| MATERIAL FOR THE TASK |

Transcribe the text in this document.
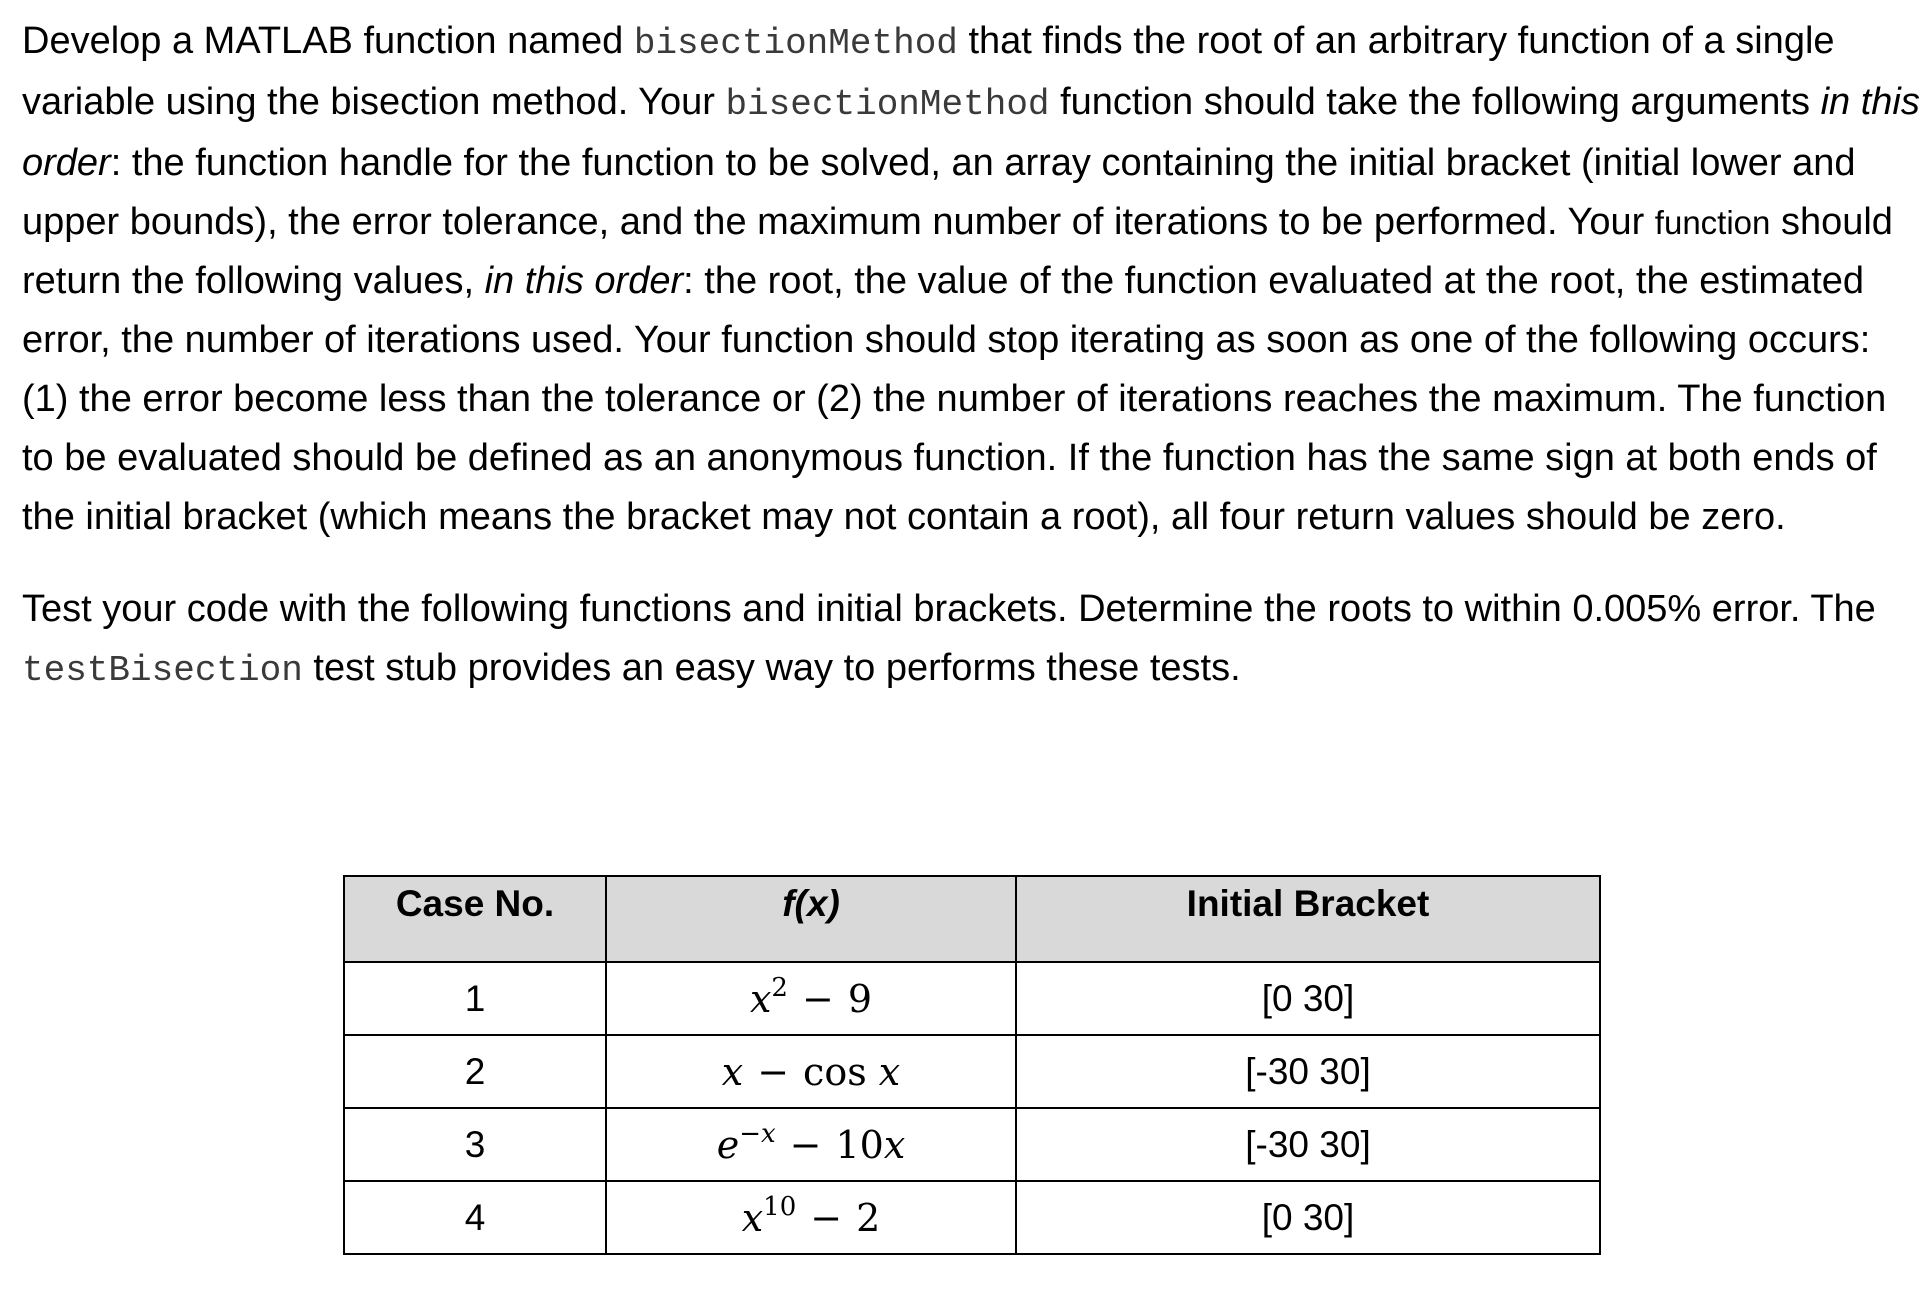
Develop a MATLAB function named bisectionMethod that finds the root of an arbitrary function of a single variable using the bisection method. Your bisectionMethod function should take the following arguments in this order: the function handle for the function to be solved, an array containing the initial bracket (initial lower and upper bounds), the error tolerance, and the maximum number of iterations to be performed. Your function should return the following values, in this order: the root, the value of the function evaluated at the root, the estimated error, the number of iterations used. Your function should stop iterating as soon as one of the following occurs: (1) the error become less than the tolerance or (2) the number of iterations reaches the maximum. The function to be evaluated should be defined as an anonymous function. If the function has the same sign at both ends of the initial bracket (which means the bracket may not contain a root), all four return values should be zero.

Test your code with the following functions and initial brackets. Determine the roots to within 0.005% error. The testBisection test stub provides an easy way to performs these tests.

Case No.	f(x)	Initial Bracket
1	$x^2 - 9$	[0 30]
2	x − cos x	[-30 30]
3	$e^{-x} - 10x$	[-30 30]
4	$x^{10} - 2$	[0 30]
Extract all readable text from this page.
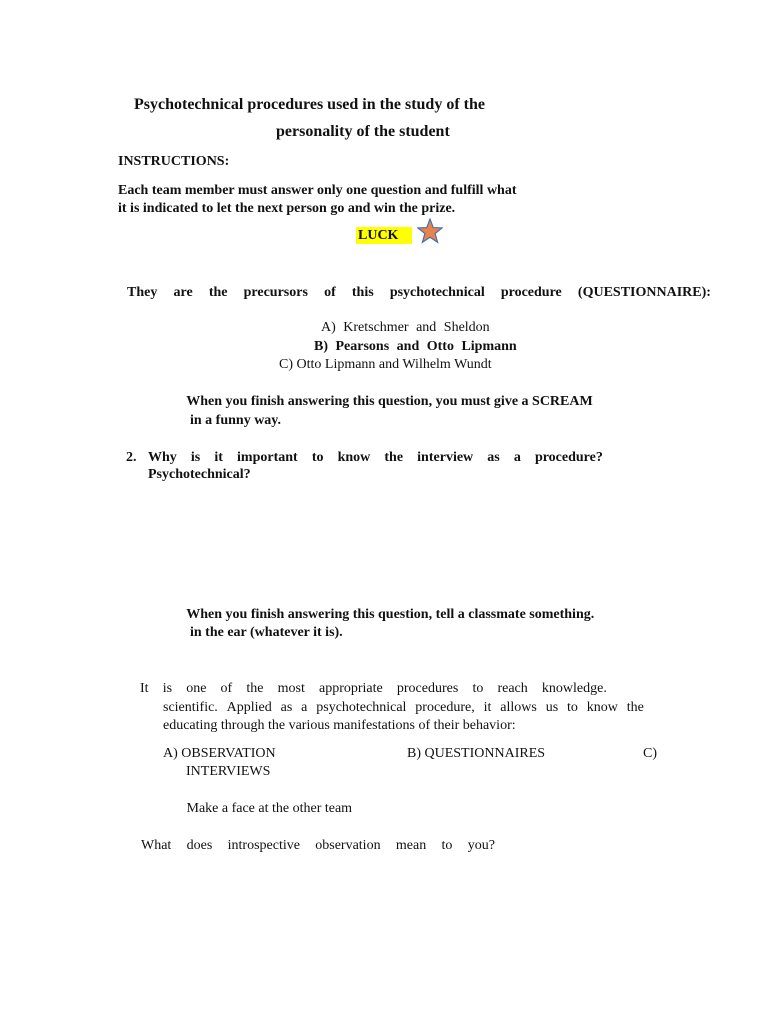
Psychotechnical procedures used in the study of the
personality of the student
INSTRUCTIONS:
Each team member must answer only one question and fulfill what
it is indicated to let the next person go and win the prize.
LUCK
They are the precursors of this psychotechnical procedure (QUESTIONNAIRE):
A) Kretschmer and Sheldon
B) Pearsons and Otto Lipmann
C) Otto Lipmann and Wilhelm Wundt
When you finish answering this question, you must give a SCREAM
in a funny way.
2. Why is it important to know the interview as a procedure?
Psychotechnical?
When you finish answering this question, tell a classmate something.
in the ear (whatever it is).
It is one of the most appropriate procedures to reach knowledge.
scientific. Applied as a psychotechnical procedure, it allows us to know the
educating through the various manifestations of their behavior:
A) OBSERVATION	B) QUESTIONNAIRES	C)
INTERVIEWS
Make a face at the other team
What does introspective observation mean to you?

| EXERCISE DIRECTIONS |
Repeat each record exactly, with the pictures left out.

| EXERCISE ANSWER |
Transcribe the text in this document.
Develop a MATLAB function named bisectionMethod that finds the root of an arbitrary function of a single variable using the bisection method. Your bisectionMethod function should take the following arguments in this order: the function handle for the function to be solved, an array containing the initial bracket (initial lower and upper bounds), the error tolerance, and the maximum number of iterations to be performed. Your function should return the following values, in this order: the root, the value of the function evaluated at the root, the estimated error, the number of iterations used. Your function should stop iterating as soon as one of the following occurs: (1) the error become less than the tolerance or (2) the number of iterations reaches the maximum. The function to be evaluated should be defined as an anonymous function. If the function has the same sign at both ends of the initial bracket (which means the bracket may not contain a root), all four return values should be zero.

Test your code with the following functions and initial brackets. Determine the roots to within 0.005% error. The testBisection test stub provides an easy way to performs these tests.

Case No.	f(x)	Initial Bracket
1	$x^2 - 9$	[0 30]
2	x − cos x	[-30 30]
3	$e^{-x} - 10x$	[-30 30]
4	$x^{10} - 2$	[0 30]
Extract all readable text from this page.
Psychotechnical procedures used in the study of the
personality of the student
INSTRUCTIONS:
Each team member must answer only one question and fulfill what
it is indicated to let the next person go and win the prize.
LUCK
They are the precursors of this psychotechnical procedure (QUESTIONNAIRE):
A) Kretschmer and Sheldon
B) Pearsons and Otto Lipmann
C) Otto Lipmann and Wilhelm Wundt
When you finish answering this question, you must give a SCREAM
in a funny way.
2. Why is it important to know the interview as a procedure?
Psychotechnical?
When you finish answering this question, tell a classmate something.
in the ear (whatever it is).
It is one of the most appropriate procedures to reach knowledge.
scientific. Applied as a psychotechnical procedure, it allows us to know the
educating through the various manifestations of their behavior:
A) OBSERVATION	B) QUESTIONNAIRES	C)
INTERVIEWS
Make a face at the other team
What does introspective observation mean to you?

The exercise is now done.